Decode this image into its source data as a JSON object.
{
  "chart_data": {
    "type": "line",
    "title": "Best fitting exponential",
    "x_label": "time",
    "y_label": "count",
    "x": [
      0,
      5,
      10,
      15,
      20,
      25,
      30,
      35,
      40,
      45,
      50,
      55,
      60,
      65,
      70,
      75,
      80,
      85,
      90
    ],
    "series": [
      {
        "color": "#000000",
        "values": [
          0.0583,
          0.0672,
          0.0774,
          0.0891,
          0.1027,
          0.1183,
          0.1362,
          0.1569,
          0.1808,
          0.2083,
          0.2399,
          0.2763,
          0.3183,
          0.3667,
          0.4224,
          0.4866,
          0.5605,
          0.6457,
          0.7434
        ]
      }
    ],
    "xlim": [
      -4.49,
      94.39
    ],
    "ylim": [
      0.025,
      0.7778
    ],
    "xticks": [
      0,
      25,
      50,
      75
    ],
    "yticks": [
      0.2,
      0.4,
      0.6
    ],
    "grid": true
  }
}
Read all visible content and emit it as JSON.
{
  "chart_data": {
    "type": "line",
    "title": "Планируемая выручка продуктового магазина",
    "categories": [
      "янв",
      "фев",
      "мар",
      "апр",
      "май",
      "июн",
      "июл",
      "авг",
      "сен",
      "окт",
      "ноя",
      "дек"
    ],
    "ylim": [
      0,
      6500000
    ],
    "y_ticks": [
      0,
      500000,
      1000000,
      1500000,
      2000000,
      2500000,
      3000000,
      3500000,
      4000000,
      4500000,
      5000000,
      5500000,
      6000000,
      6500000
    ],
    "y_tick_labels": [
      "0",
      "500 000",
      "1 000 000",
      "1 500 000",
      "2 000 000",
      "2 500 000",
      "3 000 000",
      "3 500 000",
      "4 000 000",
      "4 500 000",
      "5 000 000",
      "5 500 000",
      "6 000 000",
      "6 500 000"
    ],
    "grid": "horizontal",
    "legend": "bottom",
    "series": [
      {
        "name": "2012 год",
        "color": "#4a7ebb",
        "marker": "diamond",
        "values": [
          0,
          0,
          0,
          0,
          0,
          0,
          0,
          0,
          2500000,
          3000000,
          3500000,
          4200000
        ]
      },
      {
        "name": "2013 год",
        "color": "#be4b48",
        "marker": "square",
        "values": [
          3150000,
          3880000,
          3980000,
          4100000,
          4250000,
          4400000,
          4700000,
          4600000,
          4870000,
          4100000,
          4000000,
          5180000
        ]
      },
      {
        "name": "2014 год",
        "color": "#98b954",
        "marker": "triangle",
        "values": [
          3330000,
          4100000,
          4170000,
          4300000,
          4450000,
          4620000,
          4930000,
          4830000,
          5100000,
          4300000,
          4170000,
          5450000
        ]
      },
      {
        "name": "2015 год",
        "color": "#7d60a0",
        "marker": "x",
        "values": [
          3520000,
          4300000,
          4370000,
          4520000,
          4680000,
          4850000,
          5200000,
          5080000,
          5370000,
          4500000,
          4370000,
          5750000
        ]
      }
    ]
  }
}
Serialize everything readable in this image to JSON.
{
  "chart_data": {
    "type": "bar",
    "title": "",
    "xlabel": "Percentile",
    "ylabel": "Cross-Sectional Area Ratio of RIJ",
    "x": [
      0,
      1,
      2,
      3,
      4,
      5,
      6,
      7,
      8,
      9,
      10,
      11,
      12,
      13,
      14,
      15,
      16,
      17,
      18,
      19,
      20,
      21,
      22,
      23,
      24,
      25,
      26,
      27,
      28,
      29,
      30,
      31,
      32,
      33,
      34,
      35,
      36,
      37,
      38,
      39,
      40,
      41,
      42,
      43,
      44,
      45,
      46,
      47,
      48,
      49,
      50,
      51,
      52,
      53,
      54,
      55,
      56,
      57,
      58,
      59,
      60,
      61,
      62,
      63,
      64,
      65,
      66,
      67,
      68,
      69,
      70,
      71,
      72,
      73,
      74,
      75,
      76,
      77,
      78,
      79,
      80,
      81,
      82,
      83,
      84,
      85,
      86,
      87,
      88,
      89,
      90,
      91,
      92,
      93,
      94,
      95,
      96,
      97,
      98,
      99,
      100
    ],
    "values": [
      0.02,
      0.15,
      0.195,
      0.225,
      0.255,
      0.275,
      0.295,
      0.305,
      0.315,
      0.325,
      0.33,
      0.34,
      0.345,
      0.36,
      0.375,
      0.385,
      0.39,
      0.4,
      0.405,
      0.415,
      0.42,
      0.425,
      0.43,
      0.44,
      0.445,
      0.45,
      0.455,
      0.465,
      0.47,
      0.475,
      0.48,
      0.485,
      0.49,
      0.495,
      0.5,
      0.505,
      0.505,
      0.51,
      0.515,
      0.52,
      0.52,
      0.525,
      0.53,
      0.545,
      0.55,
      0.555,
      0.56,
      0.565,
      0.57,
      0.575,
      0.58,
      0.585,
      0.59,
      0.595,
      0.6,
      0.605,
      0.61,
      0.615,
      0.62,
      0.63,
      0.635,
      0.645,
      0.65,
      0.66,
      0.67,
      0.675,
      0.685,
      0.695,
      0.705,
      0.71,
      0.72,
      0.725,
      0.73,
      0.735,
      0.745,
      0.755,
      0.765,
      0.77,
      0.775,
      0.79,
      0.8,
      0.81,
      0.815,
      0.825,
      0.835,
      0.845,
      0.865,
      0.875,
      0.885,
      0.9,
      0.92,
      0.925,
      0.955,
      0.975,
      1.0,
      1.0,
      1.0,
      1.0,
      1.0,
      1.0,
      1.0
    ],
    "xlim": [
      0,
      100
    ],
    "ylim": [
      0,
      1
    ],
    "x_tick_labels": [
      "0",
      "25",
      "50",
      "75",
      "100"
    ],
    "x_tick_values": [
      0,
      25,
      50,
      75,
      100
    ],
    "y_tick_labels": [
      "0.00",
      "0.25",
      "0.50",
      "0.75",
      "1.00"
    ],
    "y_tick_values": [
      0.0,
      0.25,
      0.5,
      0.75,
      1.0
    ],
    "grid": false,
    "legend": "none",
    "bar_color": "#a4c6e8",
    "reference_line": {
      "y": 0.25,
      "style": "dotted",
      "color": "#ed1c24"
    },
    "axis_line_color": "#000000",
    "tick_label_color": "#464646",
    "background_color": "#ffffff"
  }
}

*To be done:*
Write every entry out again exactly.

*Answer to this problem:*
Decode this image into its source data as a JSON object.
{
  "chart_data": {
    "type": "line",
    "title": "Best fitting exponential",
    "x_label": "time",
    "y_label": "count",
    "x": [
      0,
      5,
      10,
      15,
      20,
      25,
      30,
      35,
      40,
      45,
      50,
      55,
      60,
      65,
      70,
      75,
      80,
      85,
      90
    ],
    "series": [
      {
        "color": "#000000",
        "values": [
          0.0583,
          0.0672,
          0.0774,
          0.0891,
          0.1027,
          0.1183,
          0.1362,
          0.1569,
          0.1808,
          0.2083,
          0.2399,
          0.2763,
          0.3183,
          0.3667,
          0.4224,
          0.4866,
          0.5605,
          0.6457,
          0.7434
        ]
      }
    ],
    "xlim": [
      -4.49,
      94.39
    ],
    "ylim": [
      0.025,
      0.7778
    ],
    "xticks": [
      0,
      25,
      50,
      75
    ],
    "yticks": [
      0.2,
      0.4,
      0.6
    ],
    "grid": true
  }
}
Read all visible content and emit it as JSON.
{
  "chart_data": {
    "type": "line",
    "title": "Планируемая выручка продуктового магазина",
    "categories": [
      "янв",
      "фев",
      "мар",
      "апр",
      "май",
      "июн",
      "июл",
      "авг",
      "сен",
      "окт",
      "ноя",
      "дек"
    ],
    "ylim": [
      0,
      6500000
    ],
    "y_ticks": [
      0,
      500000,
      1000000,
      1500000,
      2000000,
      2500000,
      3000000,
      3500000,
      4000000,
      4500000,
      5000000,
      5500000,
      6000000,
      6500000
    ],
    "y_tick_labels": [
      "0",
      "500 000",
      "1 000 000",
      "1 500 000",
      "2 000 000",
      "2 500 000",
      "3 000 000",
      "3 500 000",
      "4 000 000",
      "4 500 000",
      "5 000 000",
      "5 500 000",
      "6 000 000",
      "6 500 000"
    ],
    "grid": "horizontal",
    "legend": "bottom",
    "series": [
      {
        "name": "2012 год",
        "color": "#4a7ebb",
        "marker": "diamond",
        "values": [
          0,
          0,
          0,
          0,
          0,
          0,
          0,
          0,
          2500000,
          3000000,
          3500000,
          4200000
        ]
      },
      {
        "name": "2013 год",
        "color": "#be4b48",
        "marker": "square",
        "values": [
          3150000,
          3880000,
          3980000,
          4100000,
          4250000,
          4400000,
          4700000,
          4600000,
          4870000,
          4100000,
          4000000,
          5180000
        ]
      },
      {
        "name": "2014 год",
        "color": "#98b954",
        "marker": "triangle",
        "values": [
          3330000,
          4100000,
          4170000,
          4300000,
          4450000,
          4620000,
          4930000,
          4830000,
          5100000,
          4300000,
          4170000,
          5450000
        ]
      },
      {
        "name": "2015 год",
        "color": "#7d60a0",
        "marker": "x",
        "values": [
          3520000,
          4300000,
          4370000,
          4520000,
          4680000,
          4850000,
          5200000,
          5080000,
          5370000,
          4500000,
          4370000,
          5750000
        ]
      }
    ]
  }
}
Serialize everything readable in this image to JSON.
{
  "chart_data": {
    "type": "bar",
    "title": "",
    "xlabel": "Percentile",
    "ylabel": "Cross-Sectional Area Ratio of RIJ",
    "x": [
      0,
      1,
      2,
      3,
      4,
      5,
      6,
      7,
      8,
      9,
      10,
      11,
      12,
      13,
      14,
      15,
      16,
      17,
      18,
      19,
      20,
      21,
      22,
      23,
      24,
      25,
      26,
      27,
      28,
      29,
      30,
      31,
      32,
      33,
      34,
      35,
      36,
      37,
      38,
      39,
      40,
      41,
      42,
      43,
      44,
      45,
      46,
      47,
      48,
      49,
      50,
      51,
      52,
      53,
      54,
      55,
      56,
      57,
      58,
      59,
      60,
      61,
      62,
      63,
      64,
      65,
      66,
      67,
      68,
      69,
      70,
      71,
      72,
      73,
      74,
      75,
      76,
      77,
      78,
      79,
      80,
      81,
      82,
      83,
      84,
      85,
      86,
      87,
      88,
      89,
      90,
      91,
      92,
      93,
      94,
      95,
      96,
      97,
      98,
      99,
      100
    ],
    "values": [
      0.02,
      0.15,
      0.195,
      0.225,
      0.255,
      0.275,
      0.295,
      0.305,
      0.315,
      0.325,
      0.33,
      0.34,
      0.345,
      0.36,
      0.375,
      0.385,
      0.39,
      0.4,
      0.405,
      0.415,
      0.42,
      0.425,
      0.43,
      0.44,
      0.445,
      0.45,
      0.455,
      0.465,
      0.47,
      0.475,
      0.48,
      0.485,
      0.49,
      0.495,
      0.5,
      0.505,
      0.505,
      0.51,
      0.515,
      0.52,
      0.52,
      0.525,
      0.53,
      0.545,
      0.55,
      0.555,
      0.56,
      0.565,
      0.57,
      0.575,
      0.58,
      0.585,
      0.59,
      0.595,
      0.6,
      0.605,
      0.61,
      0.615,
      0.62,
      0.63,
      0.635,
      0.645,
      0.65,
      0.66,
      0.67,
      0.675,
      0.685,
      0.695,
      0.705,
      0.71,
      0.72,
      0.725,
      0.73,
      0.735,
      0.745,
      0.755,
      0.765,
      0.77,
      0.775,
      0.79,
      0.8,
      0.81,
      0.815,
      0.825,
      0.835,
      0.845,
      0.865,
      0.875,
      0.885,
      0.9,
      0.92,
      0.925,
      0.955,
      0.975,
      1.0,
      1.0,
      1.0,
      1.0,
      1.0,
      1.0,
      1.0
    ],
    "xlim": [
      0,
      100
    ],
    "ylim": [
      0,
      1
    ],
    "x_tick_labels": [
      "0",
      "25",
      "50",
      "75",
      "100"
    ],
    "x_tick_values": [
      0,
      25,
      50,
      75,
      100
    ],
    "y_tick_labels": [
      "0.00",
      "0.25",
      "0.50",
      "0.75",
      "1.00"
    ],
    "y_tick_values": [
      0.0,
      0.25,
      0.5,
      0.75,
      1.0
    ],
    "grid": false,
    "legend": "none",
    "bar_color": "#a4c6e8",
    "reference_line": {
      "y": 0.25,
      "style": "dotted",
      "color": "#ed1c24"
    },
    "axis_line_color": "#000000",
    "tick_label_color": "#464646",
    "background_color": "#ffffff"
  }
}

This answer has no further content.